• [Image region annotations]:

◇ ◇ ◇ ◇ ◇

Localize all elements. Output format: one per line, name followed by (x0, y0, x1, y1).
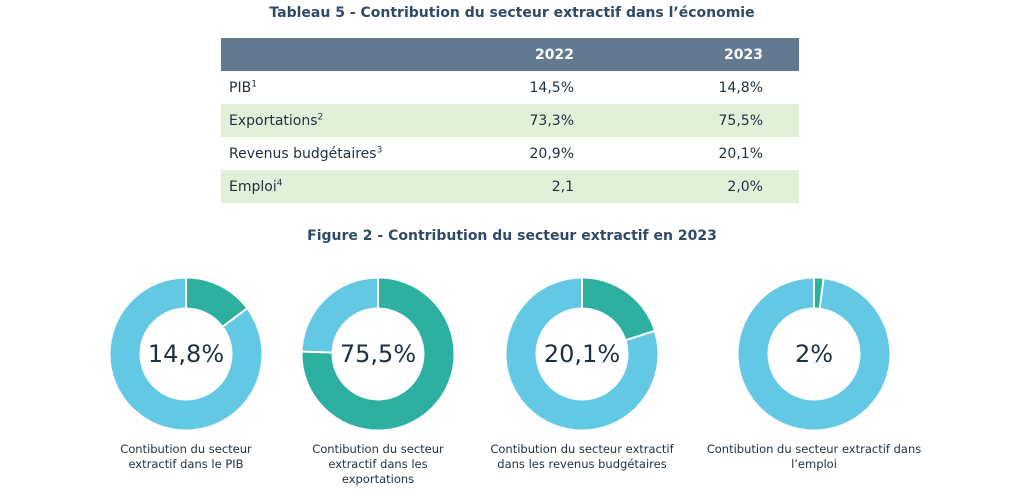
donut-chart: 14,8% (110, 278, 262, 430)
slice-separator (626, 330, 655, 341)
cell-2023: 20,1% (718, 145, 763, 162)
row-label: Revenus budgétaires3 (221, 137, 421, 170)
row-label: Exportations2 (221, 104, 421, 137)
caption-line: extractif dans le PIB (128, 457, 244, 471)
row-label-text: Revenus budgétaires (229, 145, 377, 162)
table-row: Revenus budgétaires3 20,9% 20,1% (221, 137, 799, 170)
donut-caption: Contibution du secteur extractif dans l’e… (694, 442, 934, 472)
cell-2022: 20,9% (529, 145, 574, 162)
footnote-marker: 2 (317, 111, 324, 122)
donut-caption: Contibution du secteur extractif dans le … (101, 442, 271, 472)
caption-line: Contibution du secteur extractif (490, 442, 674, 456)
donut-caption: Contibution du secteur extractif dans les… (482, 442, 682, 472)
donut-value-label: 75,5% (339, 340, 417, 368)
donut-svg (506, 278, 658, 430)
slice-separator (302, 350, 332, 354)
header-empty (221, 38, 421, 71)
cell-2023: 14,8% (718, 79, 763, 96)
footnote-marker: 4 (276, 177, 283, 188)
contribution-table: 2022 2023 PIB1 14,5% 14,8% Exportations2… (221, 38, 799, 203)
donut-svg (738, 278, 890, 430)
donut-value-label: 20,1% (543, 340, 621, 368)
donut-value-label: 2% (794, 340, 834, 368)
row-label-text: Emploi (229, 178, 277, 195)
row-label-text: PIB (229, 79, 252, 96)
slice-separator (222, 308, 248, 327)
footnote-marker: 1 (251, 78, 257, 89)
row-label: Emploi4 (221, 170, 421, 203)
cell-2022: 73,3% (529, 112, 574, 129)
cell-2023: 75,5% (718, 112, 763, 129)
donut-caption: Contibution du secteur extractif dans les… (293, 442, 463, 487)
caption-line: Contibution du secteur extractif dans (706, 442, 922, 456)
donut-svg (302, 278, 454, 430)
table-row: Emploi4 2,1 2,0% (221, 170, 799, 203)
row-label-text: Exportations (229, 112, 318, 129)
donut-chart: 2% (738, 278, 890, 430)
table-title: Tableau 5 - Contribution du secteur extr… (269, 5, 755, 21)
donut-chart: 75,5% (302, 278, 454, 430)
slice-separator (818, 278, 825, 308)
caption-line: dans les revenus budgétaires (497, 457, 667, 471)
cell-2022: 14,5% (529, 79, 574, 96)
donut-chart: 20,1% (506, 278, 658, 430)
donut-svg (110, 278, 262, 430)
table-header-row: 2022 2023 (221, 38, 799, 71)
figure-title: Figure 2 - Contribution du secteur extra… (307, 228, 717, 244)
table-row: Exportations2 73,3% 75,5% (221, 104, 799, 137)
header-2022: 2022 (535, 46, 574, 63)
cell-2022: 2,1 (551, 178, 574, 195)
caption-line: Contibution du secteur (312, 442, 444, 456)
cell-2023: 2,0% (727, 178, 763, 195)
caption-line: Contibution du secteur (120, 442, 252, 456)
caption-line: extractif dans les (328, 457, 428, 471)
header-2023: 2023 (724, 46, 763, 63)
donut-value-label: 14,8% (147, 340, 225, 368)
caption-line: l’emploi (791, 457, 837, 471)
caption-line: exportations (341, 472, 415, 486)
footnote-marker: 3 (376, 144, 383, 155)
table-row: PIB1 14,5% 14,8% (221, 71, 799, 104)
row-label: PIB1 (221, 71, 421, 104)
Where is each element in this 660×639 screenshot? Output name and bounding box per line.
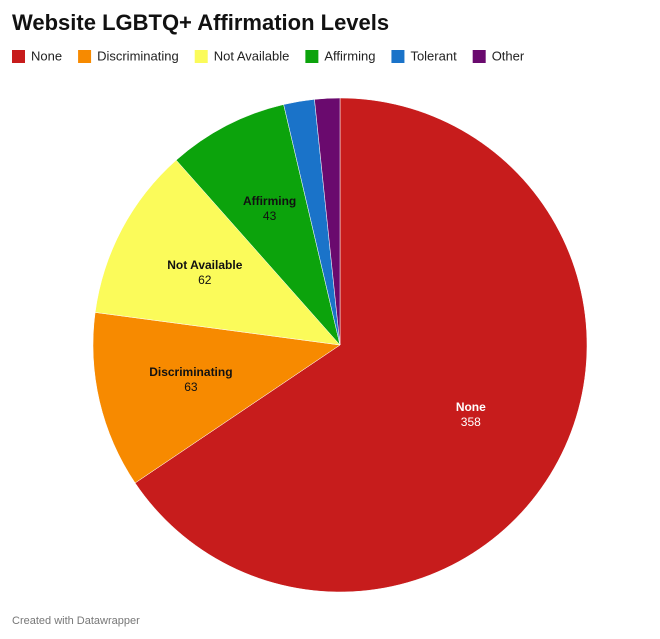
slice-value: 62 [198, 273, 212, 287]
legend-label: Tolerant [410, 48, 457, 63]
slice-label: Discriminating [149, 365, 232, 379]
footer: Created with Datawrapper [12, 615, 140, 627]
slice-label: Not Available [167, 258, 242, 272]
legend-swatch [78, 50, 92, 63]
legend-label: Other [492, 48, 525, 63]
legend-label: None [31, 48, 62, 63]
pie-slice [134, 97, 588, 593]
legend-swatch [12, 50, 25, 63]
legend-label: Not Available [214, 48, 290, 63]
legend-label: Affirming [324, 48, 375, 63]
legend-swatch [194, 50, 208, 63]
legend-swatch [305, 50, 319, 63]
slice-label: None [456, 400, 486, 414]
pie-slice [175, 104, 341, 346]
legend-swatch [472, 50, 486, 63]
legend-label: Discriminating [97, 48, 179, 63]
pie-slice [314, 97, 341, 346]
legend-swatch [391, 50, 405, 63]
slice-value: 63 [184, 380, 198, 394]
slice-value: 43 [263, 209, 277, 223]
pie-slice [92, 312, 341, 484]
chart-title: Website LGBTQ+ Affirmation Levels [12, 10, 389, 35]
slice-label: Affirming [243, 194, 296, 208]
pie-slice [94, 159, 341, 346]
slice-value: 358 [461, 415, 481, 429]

◇ ◇ ◇ ◇ ◇

• [Instructions for the task]:
Can you copy out every line of the items above word for word, leaving out the pictures?

• [Result for this task]:
Localize all elements. Output format: one per line, name followed by (x0, y0, x1, y1).
donut-chart: 14,8% (110, 278, 262, 430)
slice-separator (626, 330, 655, 341)
cell-2023: 20,1% (718, 145, 763, 162)
row-label: Revenus budgétaires3 (221, 137, 421, 170)
row-label: Exportations2 (221, 104, 421, 137)
caption-line: extractif dans le PIB (128, 457, 244, 471)
row-label-text: Revenus budgétaires (229, 145, 377, 162)
table-row: Revenus budgétaires3 20,9% 20,1% (221, 137, 799, 170)
donut-caption: Contibution du secteur extractif dans l’e… (694, 442, 934, 472)
cell-2022: 20,9% (529, 145, 574, 162)
footnote-marker: 2 (317, 111, 324, 122)
donut-caption: Contibution du secteur extractif dans le … (101, 442, 271, 472)
caption-line: Contibution du secteur extractif (490, 442, 674, 456)
donut-caption: Contibution du secteur extractif dans les… (482, 442, 682, 472)
donut-value-label: 75,5% (339, 340, 417, 368)
donut-svg (506, 278, 658, 430)
slice-separator (302, 350, 332, 354)
header-empty (221, 38, 421, 71)
cell-2023: 14,8% (718, 79, 763, 96)
footnote-marker: 4 (276, 177, 283, 188)
contribution-table: 2022 2023 PIB1 14,5% 14,8% Exportations2… (221, 38, 799, 203)
donut-svg (738, 278, 890, 430)
donut-value-label: 20,1% (543, 340, 621, 368)
donut-value-label: 2% (794, 340, 834, 368)
row-label-text: Emploi (229, 178, 277, 195)
row-label-text: PIB (229, 79, 252, 96)
slice-separator (222, 308, 248, 327)
footnote-marker: 1 (251, 78, 257, 89)
row-label: Emploi4 (221, 170, 421, 203)
cell-2022: 73,3% (529, 112, 574, 129)
cell-2023: 75,5% (718, 112, 763, 129)
donut-caption: Contibution du secteur extractif dans les… (293, 442, 463, 487)
caption-line: Contibution du secteur extractif dans (706, 442, 922, 456)
donut-svg (302, 278, 454, 430)
table-row: Emploi4 2,1 2,0% (221, 170, 799, 203)
row-label-text: Exportations (229, 112, 318, 129)
donut-chart: 2% (738, 278, 890, 430)
table-title: Tableau 5 - Contribution du secteur extr… (269, 5, 755, 21)
donut-chart: 75,5% (302, 278, 454, 430)
slice-separator (818, 278, 825, 308)
caption-line: dans les revenus budgétaires (497, 457, 667, 471)
cell-2022: 14,5% (529, 79, 574, 96)
donut-chart: 20,1% (506, 278, 658, 430)
donut-svg (110, 278, 262, 430)
table-header-row: 2022 2023 (221, 38, 799, 71)
figure-title: Figure 2 - Contribution du secteur extra… (307, 228, 717, 244)
table-row: Exportations2 73,3% 75,5% (221, 104, 799, 137)
header-2022: 2022 (535, 46, 574, 63)
cell-2022: 2,1 (551, 178, 574, 195)
caption-line: Contibution du secteur (312, 442, 444, 456)
cell-2023: 2,0% (727, 178, 763, 195)
caption-line: Contibution du secteur (120, 442, 252, 456)
caption-line: extractif dans les (328, 457, 428, 471)
header-2023: 2023 (724, 46, 763, 63)
donut-value-label: 14,8% (147, 340, 225, 368)
caption-line: l’emploi (791, 457, 837, 471)
caption-line: exportations (341, 472, 415, 486)
footnote-marker: 3 (376, 144, 383, 155)
table-row: PIB1 14,5% 14,8% (221, 71, 799, 104)
row-label: PIB1 (221, 71, 421, 104)
Where is each element in this 660×639 screenshot? Output name and bounding box per line.
slice-value: 62 [198, 273, 212, 287]
legend-label: Tolerant [410, 48, 457, 63]
slice-label: Discriminating [149, 365, 232, 379]
footer: Created with Datawrapper [12, 615, 140, 627]
slice-label: Not Available [167, 258, 242, 272]
legend-swatch [78, 50, 92, 63]
legend-label: Other [492, 48, 525, 63]
legend-label: None [31, 48, 62, 63]
pie-slice [134, 97, 588, 593]
legend-swatch [12, 50, 25, 63]
legend-label: Not Available [214, 48, 290, 63]
legend-label: Affirming [324, 48, 375, 63]
legend-swatch [194, 50, 208, 63]
legend-swatch [305, 50, 319, 63]
slice-label: None [456, 400, 486, 414]
pie-slice [175, 104, 341, 346]
legend-swatch [472, 50, 486, 63]
legend-label: Discriminating [97, 48, 179, 63]
pie-slice [314, 97, 341, 346]
legend-swatch [391, 50, 405, 63]
slice-value: 63 [184, 380, 198, 394]
slice-value: 43 [263, 209, 277, 223]
pie-slice [92, 312, 341, 484]
chart-title: Website LGBTQ+ Affirmation Levels [12, 10, 389, 35]
slice-label: Affirming [243, 194, 296, 208]
pie-slice [94, 159, 341, 346]
slice-value: 358 [461, 415, 481, 429]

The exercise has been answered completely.